>> start DATA PROVIDED

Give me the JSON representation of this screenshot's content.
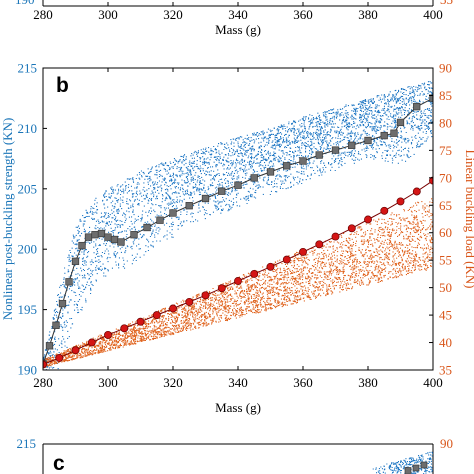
{
  "colors": {
    "left_axis": "#1a75b8",
    "right_axis": "#d9561a",
    "blue_cloud": "#1f77c4",
    "orange_cloud": "#e0621c",
    "gray_markers": "#6d6d6d",
    "red_markers": "#d41515"
  },
  "top_strip": {
    "x_ticks": [
      "280",
      "300",
      "320",
      "340",
      "360",
      "380",
      "400"
    ],
    "xlabel": "Mass (g)",
    "left_partial_tick": "190",
    "right_partial_tick": "35"
  },
  "bottom_strip": {
    "panel_letter": "c",
    "left_tick": "215",
    "right_tick": "90"
  },
  "chart_data": {
    "type": "scatter",
    "panel_letter": "b",
    "xlabel": "Mass (g)",
    "ylabel_left": "Nonlinear post-buckling strength (KN)",
    "ylabel_right": "Linear buckling load (KN)",
    "xlim": [
      280,
      400
    ],
    "ylim_left": [
      190,
      215
    ],
    "ylim_right": [
      35,
      90
    ],
    "x_ticks": [
      "280",
      "300",
      "320",
      "340",
      "360",
      "380",
      "400"
    ],
    "y_ticks_left": [
      "190",
      "195",
      "200",
      "205",
      "210",
      "215"
    ],
    "y_ticks_right": [
      "35",
      "40",
      "45",
      "50",
      "55",
      "60",
      "65",
      "70",
      "75",
      "80",
      "85",
      "90"
    ],
    "grid": false,
    "series": [
      {
        "axis": "left",
        "style": "scatter-cloud",
        "color": "blue_cloud",
        "x": [
          280,
          285,
          290,
          295,
          300,
          310,
          320,
          330,
          340,
          350,
          360,
          370,
          380,
          390,
          400
        ],
        "y_low": [
          190,
          190,
          194,
          196.5,
          197.5,
          199,
          201,
          202.5,
          203.5,
          204.5,
          205.5,
          206.5,
          207.5,
          207,
          209
        ],
        "y_high": [
          191,
          197,
          202,
          204,
          205,
          206.5,
          207.5,
          208.5,
          209.3,
          210,
          211,
          211.7,
          212.5,
          213.3,
          214
        ]
      },
      {
        "axis": "left",
        "style": "square-markers",
        "color": "gray_markers",
        "x": [
          280,
          282,
          284,
          286,
          288,
          290,
          292,
          294,
          296,
          298,
          300,
          302,
          304,
          308,
          312,
          316,
          320,
          325,
          330,
          335,
          340,
          345,
          350,
          355,
          360,
          365,
          370,
          375,
          380,
          385,
          388,
          390,
          395,
          400
        ],
        "y": [
          190.5,
          192,
          193.7,
          195.5,
          197.3,
          199,
          200.3,
          201,
          201.2,
          201.3,
          201,
          200.8,
          200.6,
          201.2,
          201.8,
          202.4,
          203,
          203.6,
          204.2,
          204.8,
          205.3,
          205.9,
          206.4,
          206.9,
          207.3,
          207.8,
          208.2,
          208.6,
          209,
          209.4,
          209.6,
          210.5,
          211.8,
          212.5
        ]
      },
      {
        "axis": "right",
        "style": "scatter-cloud",
        "color": "orange_cloud",
        "x": [
          280,
          290,
          300,
          310,
          320,
          330,
          340,
          350,
          360,
          370,
          380,
          390,
          400
        ],
        "y_low": [
          35.5,
          37,
          38.5,
          40,
          41.5,
          43,
          44.5,
          46,
          47.5,
          49,
          50.5,
          52,
          53.5
        ],
        "y_high": [
          37,
          39.5,
          42,
          44.5,
          47,
          49.5,
          52,
          54.5,
          57,
          59.5,
          62,
          64.5,
          67
        ]
      },
      {
        "axis": "right",
        "style": "circle-markers",
        "color": "red_markers",
        "x": [
          280,
          285,
          290,
          295,
          300,
          305,
          310,
          315,
          320,
          325,
          330,
          335,
          340,
          345,
          350,
          355,
          360,
          365,
          370,
          375,
          380,
          385,
          390,
          395,
          400
        ],
        "y": [
          36,
          37.2,
          38.6,
          40,
          41.4,
          42.6,
          43.8,
          45,
          46.2,
          47.4,
          48.6,
          49.9,
          51.2,
          52.5,
          53.8,
          55.1,
          56.5,
          57.9,
          59.3,
          60.8,
          62.4,
          64,
          65.7,
          67.5,
          69.5
        ]
      }
    ]
  }
}
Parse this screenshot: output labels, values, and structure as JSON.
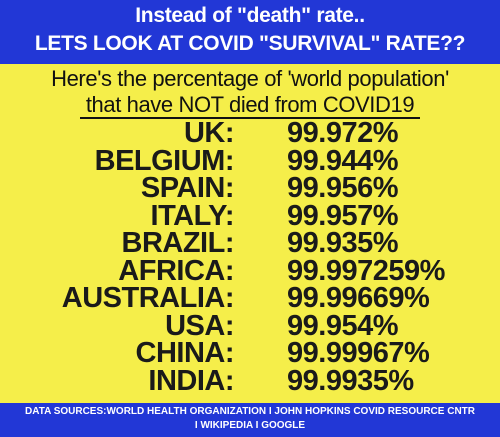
{
  "header": {
    "line1": "Instead of \"death\" rate..",
    "line2": "LETS LOOK AT COVID \"SURVIVAL\" RATE??"
  },
  "subtitle": {
    "line1": "Here's the percentage of 'world population'",
    "line2": "that have NOT died from COVID19"
  },
  "rows": [
    {
      "country": "UK:",
      "value": "99.972%"
    },
    {
      "country": "BELGIUM:",
      "value": "99.944%"
    },
    {
      "country": "SPAIN:",
      "value": "99.956%"
    },
    {
      "country": "ITALY:",
      "value": "99.957%"
    },
    {
      "country": "BRAZIL:",
      "value": "99.935%"
    },
    {
      "country": "AFRICA:",
      "value": "99.997259%"
    },
    {
      "country": "AUSTRALIA:",
      "value": "99.99669%"
    },
    {
      "country": "USA:",
      "value": "99.954%"
    },
    {
      "country": "CHINA:",
      "value": "99.99967%"
    },
    {
      "country": "INDIA:",
      "value": "99.9935%"
    }
  ],
  "footer": {
    "line1": "DATA SOURCES:WORLD HEALTH ORGANIZATION I JOHN HOPKINS COVID RESOURCE CNTR",
    "line2": "I WIKIPEDIA I GOOGLE"
  },
  "colors": {
    "background": "#f5ee4a",
    "banner": "#2237d6",
    "text": "#1a1a1a"
  }
}
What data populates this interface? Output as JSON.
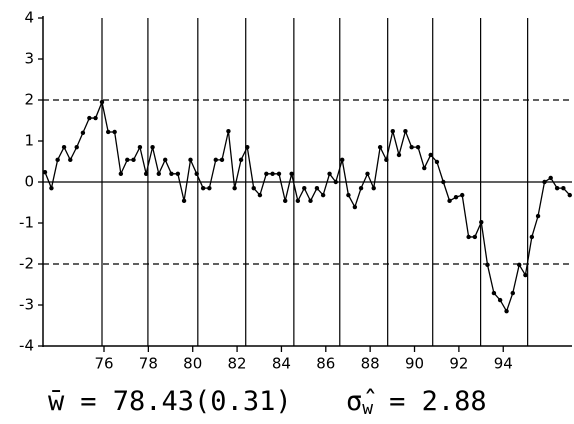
{
  "chart_data": {
    "type": "line",
    "x": [
      73.34,
      73.63,
      73.91,
      74.2,
      74.48,
      74.77,
      75.05,
      75.34,
      75.62,
      75.91,
      76.19,
      76.48,
      76.76,
      77.05,
      77.33,
      77.62,
      77.9,
      78.19,
      78.47,
      78.76,
      79.04,
      79.33,
      79.61,
      79.9,
      80.18,
      80.47,
      80.75,
      81.04,
      81.32,
      81.61,
      81.89,
      82.18,
      82.46,
      82.75,
      83.03,
      83.32,
      83.6,
      83.89,
      84.17,
      84.46,
      84.74,
      85.03,
      85.31,
      85.6,
      85.88,
      86.17,
      86.45,
      86.74,
      87.02,
      87.31,
      87.59,
      87.88,
      88.16,
      88.45,
      88.73,
      89.02,
      89.3,
      89.59,
      89.87,
      90.16,
      90.44,
      90.73,
      91.01,
      91.3,
      91.58,
      91.87,
      92.15,
      92.44,
      92.72,
      93.01,
      93.29,
      93.58,
      93.86,
      94.15,
      94.43,
      94.72,
      95.0,
      95.29,
      95.57,
      95.86,
      96.14,
      96.43,
      96.71,
      97.0
    ],
    "values": [
      0.24,
      -0.15,
      0.54,
      0.85,
      0.54,
      0.85,
      1.2,
      1.56,
      1.56,
      1.95,
      1.22,
      1.22,
      0.2,
      0.54,
      0.54,
      0.85,
      0.2,
      0.85,
      0.2,
      0.54,
      0.2,
      0.2,
      -0.46,
      0.54,
      0.2,
      -0.15,
      -0.15,
      0.54,
      0.54,
      1.24,
      -0.15,
      0.54,
      0.85,
      -0.15,
      -0.32,
      0.2,
      0.2,
      0.2,
      -0.46,
      0.2,
      -0.46,
      -0.15,
      -0.46,
      -0.15,
      -0.32,
      0.2,
      0,
      0.54,
      -0.32,
      -0.61,
      -0.15,
      0.2,
      -0.15,
      0.85,
      0.54,
      1.24,
      0.66,
      1.24,
      0.85,
      0.85,
      0.34,
      0.66,
      0.49,
      0,
      -0.46,
      -0.37,
      -0.32,
      -1.34,
      -1.34,
      -0.98,
      -2.02,
      -2.71,
      -2.88,
      -3.15,
      -2.71,
      -2.02,
      -2.27,
      -1.34,
      -0.83,
      0,
      0.1,
      -0.15,
      -0.15,
      -0.32
    ],
    "color": "#000000",
    "xlim": [
      73.25,
      97.1
    ],
    "ylim": [
      -4,
      4
    ],
    "xticks": [
      76,
      78,
      80,
      82,
      84,
      86,
      88,
      90,
      92,
      94
    ],
    "yticks": [
      -4,
      -3,
      -2,
      -1,
      0,
      1,
      2,
      3,
      4
    ],
    "vertical_lines": [
      75.91,
      77.98,
      80.23,
      82.39,
      84.56,
      86.63,
      88.79,
      90.82,
      92.98,
      95.1
    ],
    "hlines": [
      0
    ],
    "dashed_hlines": [
      2,
      -2
    ],
    "annotations": [
      {
        "symbol": "w̄",
        "text": "= 78.43(0.31)"
      },
      {
        "symbol": "σ̂",
        "subscript": "w",
        "text": "= 2.88"
      }
    ]
  }
}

>> end DATA PROVIDED

» PROBLEM
Go through the records. Copy each line where "values" appears.

» FINAL RESULT
Parse this screenshot: output labels, values, and structure as JSON.
    "values": [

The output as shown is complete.